### Exercise prompt:
Reproduce the data in its entirety, exactly as supplied.

### Entries supplied:
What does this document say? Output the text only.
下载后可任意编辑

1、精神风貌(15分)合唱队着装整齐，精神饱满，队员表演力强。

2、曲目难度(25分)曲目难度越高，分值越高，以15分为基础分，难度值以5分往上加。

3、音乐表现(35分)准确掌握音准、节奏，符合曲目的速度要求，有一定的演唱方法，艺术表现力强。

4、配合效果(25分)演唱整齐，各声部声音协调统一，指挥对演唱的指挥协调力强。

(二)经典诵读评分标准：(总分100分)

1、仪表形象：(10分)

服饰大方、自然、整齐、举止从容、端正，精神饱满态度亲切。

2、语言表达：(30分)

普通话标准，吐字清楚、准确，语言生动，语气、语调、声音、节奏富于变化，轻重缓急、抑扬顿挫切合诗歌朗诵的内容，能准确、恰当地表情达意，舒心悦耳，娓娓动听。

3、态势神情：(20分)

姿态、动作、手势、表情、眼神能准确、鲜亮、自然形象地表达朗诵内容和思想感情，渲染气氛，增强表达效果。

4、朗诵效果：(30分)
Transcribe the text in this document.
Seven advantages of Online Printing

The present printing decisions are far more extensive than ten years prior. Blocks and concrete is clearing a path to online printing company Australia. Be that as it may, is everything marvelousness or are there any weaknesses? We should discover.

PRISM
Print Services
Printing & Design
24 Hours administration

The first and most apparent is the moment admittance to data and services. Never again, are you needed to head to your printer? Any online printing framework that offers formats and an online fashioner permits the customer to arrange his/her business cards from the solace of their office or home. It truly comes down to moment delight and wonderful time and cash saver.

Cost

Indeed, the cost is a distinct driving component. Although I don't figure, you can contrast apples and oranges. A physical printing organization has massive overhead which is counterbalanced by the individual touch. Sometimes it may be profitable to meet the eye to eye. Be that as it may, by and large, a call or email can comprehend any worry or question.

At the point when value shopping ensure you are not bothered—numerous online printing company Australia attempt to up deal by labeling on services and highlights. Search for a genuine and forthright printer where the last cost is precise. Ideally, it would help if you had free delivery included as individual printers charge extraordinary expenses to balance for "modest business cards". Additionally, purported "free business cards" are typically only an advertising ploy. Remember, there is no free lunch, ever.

### Answer to this task:
What does this document say? Output the text only.
下载后可任意编辑

1、精神风貌(15分)合唱队着装整齐，精神饱满，队员表演力强。

2、曲目难度(25分)曲目难度越高，分值越高，以15分为基础分，难度值以5分往上加。

3、音乐表现(35分)准确掌握音准、节奏，符合曲目的速度要求，有一定的演唱方法，艺术表现力强。

4、配合效果(25分)演唱整齐，各声部声音协调统一，指挥对演唱的指挥协调力强。

(二)经典诵读评分标准：(总分100分)

1、仪表形象：(10分)

服饰大方、自然、整齐、举止从容、端正，精神饱满态度亲切。

2、语言表达：(30分)

普通话标准，吐字清楚、准确，语言生动，语气、语调、声音、节奏富于变化，轻重缓急、抑扬顿挫切合诗歌朗诵的内容，能准确、恰当地表情达意，舒心悦耳，娓娓动听。

3、态势神情：(20分)

姿态、动作、手势、表情、眼神能准确、鲜亮、自然形象地表达朗诵内容和思想感情，渲染气氛，增强表达效果。

4、朗诵效果：(30分)
Transcribe the text in this document.
Seven advantages of Online Printing

The present printing decisions are far more extensive than ten years prior. Blocks and concrete is clearing a path to online printing company Australia. Be that as it may, is everything marvelousness or are there any weaknesses? We should discover.

PRISM
Print Services
Printing & Design
24 Hours administration

The first and most apparent is the moment admittance to data and services. Never again, are you needed to head to your printer? Any online printing framework that offers formats and an online fashioner permits the customer to arrange his/her business cards from the solace of their office or home. It truly comes down to moment delight and wonderful time and cash saver.

Cost

Indeed, the cost is a distinct driving component. Although I don't figure, you can contrast apples and oranges. A physical printing organization has massive overhead which is counterbalanced by the individual touch. Sometimes it may be profitable to meet the eye to eye. Be that as it may, by and large, a call or email can comprehend any worry or question.

At the point when value shopping ensure you are not bothered—numerous online printing company Australia attempt to up deal by labeling on services and highlights. Search for a genuine and forthright printer where the last cost is precise. Ideally, it would help if you had free delivery included as individual printers charge extraordinary expenses to balance for "modest business cards". Additionally, purported "free business cards" are typically only an advertising ploy. Remember, there is no free lunch, ever.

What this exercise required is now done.